━━━ TEXT SHOWN ━━━

AI Article Synopsis

  • Understanding cross-scale interactions is crucial for predicting coastal system responses to global change, necessitating cohesive and transferable datasets.
  • The EXCHANGE Consortium, a collaborative network of researchers, collected data from 52 coastal terrestrial-aquatic interfaces (TAIs) in Fall 2021 to analyze ecosystem control points.
  • Samples included soils, surface waters, and sediments from various coastal regions, with initial measurements focusing on water quality, geochemical properties, and physicochemical characteristics.

━━━ RECORD SET ━━━

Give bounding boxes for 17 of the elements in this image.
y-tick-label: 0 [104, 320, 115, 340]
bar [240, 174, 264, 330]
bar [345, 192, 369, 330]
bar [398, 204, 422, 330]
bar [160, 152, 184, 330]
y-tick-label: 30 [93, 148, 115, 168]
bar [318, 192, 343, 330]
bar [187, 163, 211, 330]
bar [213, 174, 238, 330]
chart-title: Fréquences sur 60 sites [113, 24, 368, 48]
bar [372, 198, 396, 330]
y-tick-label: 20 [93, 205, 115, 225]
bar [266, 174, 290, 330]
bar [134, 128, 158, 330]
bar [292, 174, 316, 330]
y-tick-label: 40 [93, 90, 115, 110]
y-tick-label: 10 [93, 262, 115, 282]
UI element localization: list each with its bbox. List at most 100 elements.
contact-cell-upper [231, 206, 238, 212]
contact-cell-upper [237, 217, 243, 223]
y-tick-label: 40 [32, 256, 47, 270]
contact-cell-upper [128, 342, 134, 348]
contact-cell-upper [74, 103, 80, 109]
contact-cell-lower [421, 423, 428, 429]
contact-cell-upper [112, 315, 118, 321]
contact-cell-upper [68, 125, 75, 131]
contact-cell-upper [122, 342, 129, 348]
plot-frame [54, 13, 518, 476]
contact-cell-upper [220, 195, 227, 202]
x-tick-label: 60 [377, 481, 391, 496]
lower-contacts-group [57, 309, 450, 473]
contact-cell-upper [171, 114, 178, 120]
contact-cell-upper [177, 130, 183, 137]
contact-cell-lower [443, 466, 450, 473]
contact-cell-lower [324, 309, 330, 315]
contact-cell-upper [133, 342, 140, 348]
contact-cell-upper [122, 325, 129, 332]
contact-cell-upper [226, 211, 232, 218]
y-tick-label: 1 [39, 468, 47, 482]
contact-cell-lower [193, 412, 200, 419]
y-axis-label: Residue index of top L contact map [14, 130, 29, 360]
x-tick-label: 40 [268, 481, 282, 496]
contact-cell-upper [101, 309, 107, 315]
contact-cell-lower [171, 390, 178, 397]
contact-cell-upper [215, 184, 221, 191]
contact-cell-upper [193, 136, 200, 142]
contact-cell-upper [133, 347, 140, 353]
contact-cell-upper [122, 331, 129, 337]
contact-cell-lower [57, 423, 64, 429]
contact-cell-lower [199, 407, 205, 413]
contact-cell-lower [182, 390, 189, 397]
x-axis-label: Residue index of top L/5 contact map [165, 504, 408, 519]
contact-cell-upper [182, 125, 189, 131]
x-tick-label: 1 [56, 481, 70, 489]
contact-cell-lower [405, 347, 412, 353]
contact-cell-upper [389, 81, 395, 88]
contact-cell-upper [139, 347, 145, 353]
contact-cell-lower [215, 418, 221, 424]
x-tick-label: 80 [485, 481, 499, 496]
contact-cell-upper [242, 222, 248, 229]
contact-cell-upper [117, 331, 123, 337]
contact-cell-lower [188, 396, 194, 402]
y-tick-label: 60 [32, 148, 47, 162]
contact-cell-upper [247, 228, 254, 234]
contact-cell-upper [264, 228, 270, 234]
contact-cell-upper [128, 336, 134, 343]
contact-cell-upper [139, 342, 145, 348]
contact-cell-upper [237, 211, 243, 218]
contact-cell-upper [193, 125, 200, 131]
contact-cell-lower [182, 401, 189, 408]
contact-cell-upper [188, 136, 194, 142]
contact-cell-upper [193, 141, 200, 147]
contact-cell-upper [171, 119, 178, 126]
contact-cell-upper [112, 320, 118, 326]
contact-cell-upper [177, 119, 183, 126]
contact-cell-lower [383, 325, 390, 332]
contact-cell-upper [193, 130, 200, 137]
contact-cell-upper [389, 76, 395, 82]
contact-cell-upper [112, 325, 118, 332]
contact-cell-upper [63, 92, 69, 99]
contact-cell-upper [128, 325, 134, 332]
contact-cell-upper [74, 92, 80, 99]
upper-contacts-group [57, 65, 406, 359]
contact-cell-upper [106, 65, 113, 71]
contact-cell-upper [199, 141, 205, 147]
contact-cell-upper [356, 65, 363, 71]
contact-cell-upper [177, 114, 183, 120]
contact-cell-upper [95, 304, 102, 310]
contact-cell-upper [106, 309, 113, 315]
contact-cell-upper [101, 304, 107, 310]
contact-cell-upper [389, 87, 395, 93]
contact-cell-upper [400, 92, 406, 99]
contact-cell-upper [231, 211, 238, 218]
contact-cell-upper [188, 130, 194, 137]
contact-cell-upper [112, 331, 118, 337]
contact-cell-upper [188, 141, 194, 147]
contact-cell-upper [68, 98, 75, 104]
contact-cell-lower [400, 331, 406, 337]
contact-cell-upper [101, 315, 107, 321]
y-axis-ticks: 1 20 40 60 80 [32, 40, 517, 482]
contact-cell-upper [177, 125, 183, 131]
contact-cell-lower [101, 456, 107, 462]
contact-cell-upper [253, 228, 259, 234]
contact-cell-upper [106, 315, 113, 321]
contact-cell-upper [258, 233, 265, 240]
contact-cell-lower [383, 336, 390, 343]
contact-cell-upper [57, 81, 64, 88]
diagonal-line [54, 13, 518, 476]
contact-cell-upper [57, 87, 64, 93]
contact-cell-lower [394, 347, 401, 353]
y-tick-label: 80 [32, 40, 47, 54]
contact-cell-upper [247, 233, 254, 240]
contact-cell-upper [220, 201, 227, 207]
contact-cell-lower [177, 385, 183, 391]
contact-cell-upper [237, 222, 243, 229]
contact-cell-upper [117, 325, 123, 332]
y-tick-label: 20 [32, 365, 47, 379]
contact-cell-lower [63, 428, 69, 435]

━━━

EXERCISES:
A: In the article synopsis, rewrite the point beginning "The EXCHANGE Consortium" more briefly and keep its main facts.
B: Set down, word for word, the stretch of the article synopsis from "AI Article Synopsis" through "ecosystem control points.".

TASK RESULTS:
A: In Fall 2021, the EXCHANGE Consortium, a collaborative research network, gathered data from 52 coastal terrestrial-aquatic interfaces (TAIs) to study ecosystem control points.

B:
AI Article Synopsis

  • Understanding cross-scale interactions is crucial for predicting coastal system responses to global change, necessitating cohesive and transferable datasets.
  • The EXCHANGE Consortium, a collaborative network of researchers, collected data from 52 coastal terrestrial-aquatic interfaces (TAIs) in Fall 2021 to analyze ecosystem control points.